--- start RECORDS FOR THIS EXERCISE ---

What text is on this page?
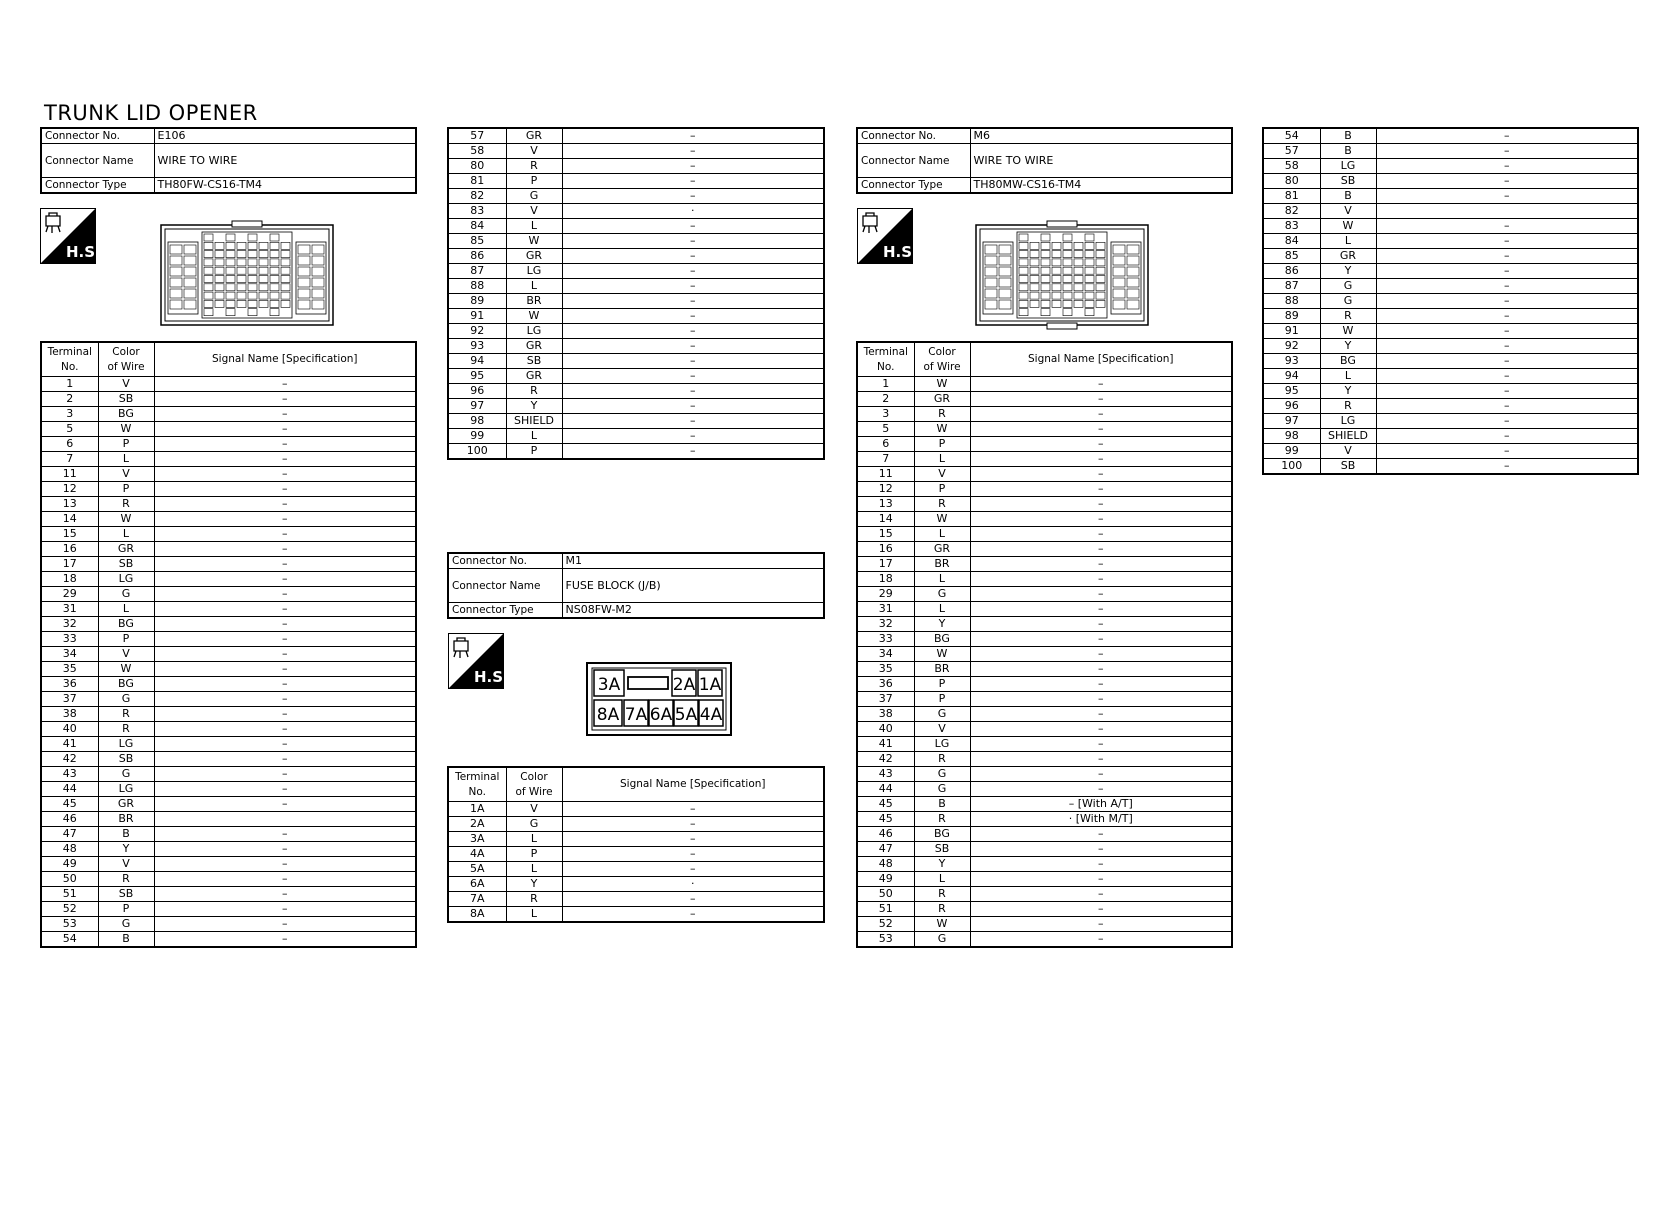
TRUNK LID OPENER
Connector No.	E106
Connector Name	WIRE TO WIRE
Connector Type	TH80FW-CS16-TM4
H.S.
Terminal
No.	Color
of Wire	Signal Name [Specification]
1	V	–
2	SB	–
3	BG	–
5	W	–
6	P	–
7	L	–
11	V	–
12	P	–
13	R	–
14	W	–
15	L	–
16	GR	–
17	SB	–
18	LG	–
29	G	–
31	L	–
32	BG	–
33	P	–
34	V	–
35	W	–
36	BG	–
37	G	–
38	R	–
40	R	–
41	LG	–
42	SB	–
43	G	–
44	LG	–
45	GR	–
46	BR	
47	B	–
48	Y	–
49	V	–
50	R	–
51	SB	–
52	P	–
53	G	–
54	B	–
57	GR	–
58	V	–
80	R	–
81	P	–
82	G	–
83	V	·
84	L	–
85	W	–
86	GR	–
87	LG	–
88	L	–
89	BR	–
91	W	–
92	LG	–
93	GR	–
94	SB	–
95	GR	–
96	R	–
97	Y	–
98	SHIELD	–
99	L	–
100	P	–
Connector No.	M1
Connector Name	FUSE BLOCK (J/B)
Connector Type	NS08FW-M2
H.S.	3A	2A 1A
8A 7A 6A 5A 4A
Terminal
No.	Color
of Wire	Signal Name [Specification]
1A	V	–
2A	G	–
3A	L	–
4A	P	–
5A	L	–
6A	Y	·
7A	R	–
8A	L	–
Connector No.	M6
Connector Name	WIRE TO WIRE
Connector Type	TH80MW-CS16-TM4
H.S.
Terminal
No.	Color
of Wire	Signal Name [Specification]
1	W	–
2	GR	–
3	R	–
5	W	–
6	P	–
7	L	–
11	V	–
12	P	–
13	R	–
14	W	–
15	L	–
16	GR	–
17	BR	–
18	L	–
29	G	–
31	L	–
32	Y	–
33	BG	–
34	W	–
35	BR	–
36	P	–
37	P	–
38	G	–
40	V	–
41	LG	–
42	R	–
43	G	–
44	G	–
45	B	– [With A/T]
45	R	· [With M/T]
46	BG	–
47	SB	–
48	Y	–
49	L	–
50	R	–
51	R	–
52	W	–
53	G	–
54	B	–
57	B	–
58	LG	–
80	SB	–
81	B	–
82	V	
83	W	–
84	L	–
85	GR	–
86	Y	–
87	G	–
88	G	–
89	R	–
91	W	–
92	Y	–
93	BG	–
94	L	–
95	Y	–
96	R	–
97	LG	–
98	SHIELD	–
99	V	–
100	SB	–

--- end RECORDS FOR THIS EXERCISE ---

**EXERCISE PROMPT:**
Quote every record above exactly, leaving out any pictures.

**RESPONSE TO THE TASK:**
What text is on this page?
TRUNK LID OPENER
Connector No.	E106
Connector Name	WIRE TO WIRE
Connector Type	TH80FW-CS16-TM4
H.S.
Terminal
No.	Color
of Wire	Signal Name [Specification]
1	V	–
2	SB	–
3	BG	–
5	W	–
6	P	–
7	L	–
11	V	–
12	P	–
13	R	–
14	W	–
15	L	–
16	GR	–
17	SB	–
18	LG	–
29	G	–
31	L	–
32	BG	–
33	P	–
34	V	–
35	W	–
36	BG	–
37	G	–
38	R	–
40	R	–
41	LG	–
42	SB	–
43	G	–
44	LG	–
45	GR	–
46	BR	
47	B	–
48	Y	–
49	V	–
50	R	–
51	SB	–
52	P	–
53	G	–
54	B	–
57	GR	–
58	V	–
80	R	–
81	P	–
82	G	–
83	V	·
84	L	–
85	W	–
86	GR	–
87	LG	–
88	L	–
89	BR	–
91	W	–
92	LG	–
93	GR	–
94	SB	–
95	GR	–
96	R	–
97	Y	–
98	SHIELD	–
99	L	–
100	P	–
Connector No.	M1
Connector Name	FUSE BLOCK (J/B)
Connector Type	NS08FW-M2
H.S.	3A	2A 1A
8A 7A 6A 5A 4A
Terminal
No.	Color
of Wire	Signal Name [Specification]
1A	V	–
2A	G	–
3A	L	–
4A	P	–
5A	L	–
6A	Y	·
7A	R	–
8A	L	–
Connector No.	M6
Connector Name	WIRE TO WIRE
Connector Type	TH80MW-CS16-TM4
H.S.
Terminal
No.	Color
of Wire	Signal Name [Specification]
1	W	–
2	GR	–
3	R	–
5	W	–
6	P	–
7	L	–
11	V	–
12	P	–
13	R	–
14	W	–
15	L	–
16	GR	–
17	BR	–
18	L	–
29	G	–
31	L	–
32	Y	–
33	BG	–
34	W	–
35	BR	–
36	P	–
37	P	–
38	G	–
40	V	–
41	LG	–
42	R	–
43	G	–
44	G	–
45	B	– [With A/T]
45	R	· [With M/T]
46	BG	–
47	SB	–
48	Y	–
49	L	–
50	R	–
51	R	–
52	W	–
53	G	–
54	B	–
57	B	–
58	LG	–
80	SB	–
81	B	–
82	V	
83	W	–
84	L	–
85	GR	–
86	Y	–
87	G	–
88	G	–
89	R	–
91	W	–
92	Y	–
93	BG	–
94	L	–
95	Y	–
96	R	–
97	LG	–
98	SHIELD	–
99	V	–
100	SB	–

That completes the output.